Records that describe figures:
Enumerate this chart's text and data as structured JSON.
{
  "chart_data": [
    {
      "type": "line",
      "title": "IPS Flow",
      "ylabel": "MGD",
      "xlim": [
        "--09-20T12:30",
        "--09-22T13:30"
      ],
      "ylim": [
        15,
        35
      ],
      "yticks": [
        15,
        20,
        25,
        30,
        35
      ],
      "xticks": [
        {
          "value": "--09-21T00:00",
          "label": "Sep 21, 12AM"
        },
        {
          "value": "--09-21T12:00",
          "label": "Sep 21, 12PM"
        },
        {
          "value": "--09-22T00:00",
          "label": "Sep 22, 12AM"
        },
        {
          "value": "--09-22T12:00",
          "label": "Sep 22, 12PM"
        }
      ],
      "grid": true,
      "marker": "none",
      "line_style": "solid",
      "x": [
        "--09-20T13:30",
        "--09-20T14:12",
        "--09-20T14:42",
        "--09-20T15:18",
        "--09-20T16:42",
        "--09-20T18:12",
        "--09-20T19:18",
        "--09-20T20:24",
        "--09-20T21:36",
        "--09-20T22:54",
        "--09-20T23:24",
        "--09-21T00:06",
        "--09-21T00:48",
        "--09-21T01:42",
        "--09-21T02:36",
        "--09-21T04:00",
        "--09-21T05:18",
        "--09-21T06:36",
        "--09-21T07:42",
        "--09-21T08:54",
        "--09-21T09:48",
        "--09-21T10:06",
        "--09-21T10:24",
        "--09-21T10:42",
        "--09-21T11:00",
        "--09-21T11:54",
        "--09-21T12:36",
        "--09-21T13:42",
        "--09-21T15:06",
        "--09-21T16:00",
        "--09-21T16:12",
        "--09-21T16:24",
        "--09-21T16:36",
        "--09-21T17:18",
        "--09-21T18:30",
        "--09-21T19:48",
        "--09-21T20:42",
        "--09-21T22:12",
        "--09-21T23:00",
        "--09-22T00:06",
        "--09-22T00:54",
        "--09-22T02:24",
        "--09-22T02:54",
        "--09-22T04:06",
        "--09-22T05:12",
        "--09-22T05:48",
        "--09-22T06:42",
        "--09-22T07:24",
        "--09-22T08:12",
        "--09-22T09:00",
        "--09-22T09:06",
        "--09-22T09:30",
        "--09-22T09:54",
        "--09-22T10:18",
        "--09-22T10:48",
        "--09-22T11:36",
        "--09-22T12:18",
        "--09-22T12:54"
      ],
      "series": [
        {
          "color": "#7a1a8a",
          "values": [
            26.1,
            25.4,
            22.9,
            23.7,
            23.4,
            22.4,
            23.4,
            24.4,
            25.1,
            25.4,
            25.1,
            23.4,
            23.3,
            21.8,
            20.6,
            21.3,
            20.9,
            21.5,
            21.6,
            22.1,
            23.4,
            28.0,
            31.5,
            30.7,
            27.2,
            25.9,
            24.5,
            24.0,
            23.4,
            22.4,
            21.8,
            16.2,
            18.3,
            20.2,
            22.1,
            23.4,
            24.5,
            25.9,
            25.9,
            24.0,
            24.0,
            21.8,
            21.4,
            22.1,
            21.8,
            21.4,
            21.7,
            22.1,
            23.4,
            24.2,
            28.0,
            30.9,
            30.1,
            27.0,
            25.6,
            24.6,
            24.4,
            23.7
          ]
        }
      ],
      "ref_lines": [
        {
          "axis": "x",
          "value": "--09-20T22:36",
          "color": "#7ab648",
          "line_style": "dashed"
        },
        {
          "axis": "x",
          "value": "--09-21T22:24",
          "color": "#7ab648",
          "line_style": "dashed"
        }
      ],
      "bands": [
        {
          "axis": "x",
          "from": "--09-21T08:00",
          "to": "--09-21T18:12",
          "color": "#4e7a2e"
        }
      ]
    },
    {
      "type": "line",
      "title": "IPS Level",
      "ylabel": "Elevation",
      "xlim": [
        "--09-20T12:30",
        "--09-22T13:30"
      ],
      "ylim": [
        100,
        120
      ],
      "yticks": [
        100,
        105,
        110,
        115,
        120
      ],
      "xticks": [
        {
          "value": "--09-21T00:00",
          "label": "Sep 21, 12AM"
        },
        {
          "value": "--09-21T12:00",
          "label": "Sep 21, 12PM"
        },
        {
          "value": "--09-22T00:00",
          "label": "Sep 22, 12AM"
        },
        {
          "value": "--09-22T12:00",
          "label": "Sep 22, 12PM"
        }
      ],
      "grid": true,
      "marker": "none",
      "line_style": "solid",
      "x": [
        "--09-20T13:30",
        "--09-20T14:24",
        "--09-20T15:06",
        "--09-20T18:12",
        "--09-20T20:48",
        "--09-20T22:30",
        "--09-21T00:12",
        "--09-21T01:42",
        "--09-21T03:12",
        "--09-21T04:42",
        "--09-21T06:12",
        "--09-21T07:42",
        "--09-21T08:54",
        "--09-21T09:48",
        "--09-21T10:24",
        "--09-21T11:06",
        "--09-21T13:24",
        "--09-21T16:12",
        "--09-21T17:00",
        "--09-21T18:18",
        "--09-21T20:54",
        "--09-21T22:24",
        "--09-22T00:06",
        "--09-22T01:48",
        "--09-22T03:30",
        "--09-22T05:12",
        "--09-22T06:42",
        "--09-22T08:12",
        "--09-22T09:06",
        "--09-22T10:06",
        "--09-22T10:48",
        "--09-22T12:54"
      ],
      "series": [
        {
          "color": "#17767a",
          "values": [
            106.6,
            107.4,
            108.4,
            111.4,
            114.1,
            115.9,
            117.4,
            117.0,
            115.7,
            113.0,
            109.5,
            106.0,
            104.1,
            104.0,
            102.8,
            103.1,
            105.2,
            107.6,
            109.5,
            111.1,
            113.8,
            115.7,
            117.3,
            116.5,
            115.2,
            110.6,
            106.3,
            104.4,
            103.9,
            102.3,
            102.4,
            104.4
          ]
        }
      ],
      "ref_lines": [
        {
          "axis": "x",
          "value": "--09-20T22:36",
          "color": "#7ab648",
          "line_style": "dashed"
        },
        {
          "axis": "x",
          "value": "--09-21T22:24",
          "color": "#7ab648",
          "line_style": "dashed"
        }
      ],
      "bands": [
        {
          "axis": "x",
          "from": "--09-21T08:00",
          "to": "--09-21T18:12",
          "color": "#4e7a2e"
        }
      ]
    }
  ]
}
==
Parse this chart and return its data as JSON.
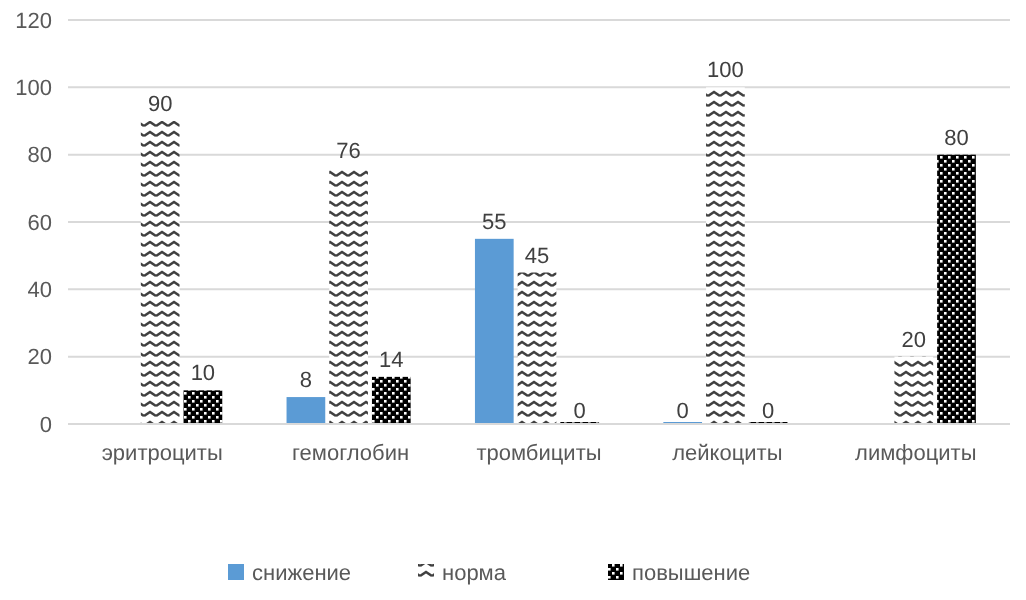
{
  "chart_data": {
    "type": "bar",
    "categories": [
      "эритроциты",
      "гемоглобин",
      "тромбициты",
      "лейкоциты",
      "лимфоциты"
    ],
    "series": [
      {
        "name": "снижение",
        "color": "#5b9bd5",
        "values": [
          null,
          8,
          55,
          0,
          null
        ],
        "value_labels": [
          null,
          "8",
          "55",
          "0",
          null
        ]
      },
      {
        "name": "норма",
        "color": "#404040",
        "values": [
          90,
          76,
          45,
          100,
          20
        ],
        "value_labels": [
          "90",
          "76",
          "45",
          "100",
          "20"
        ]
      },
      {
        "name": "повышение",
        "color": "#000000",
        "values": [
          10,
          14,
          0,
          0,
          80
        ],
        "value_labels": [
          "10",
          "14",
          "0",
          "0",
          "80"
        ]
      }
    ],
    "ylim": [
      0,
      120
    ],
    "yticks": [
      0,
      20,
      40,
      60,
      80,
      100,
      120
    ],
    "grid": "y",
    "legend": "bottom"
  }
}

DIRECTIONS>
List the lines of the records where "this" occurs.

OUTPUT OF THE EXERCISE>
Enumerate this chart's text and data as structured JSON.
Parse this chart and return its data as JSON.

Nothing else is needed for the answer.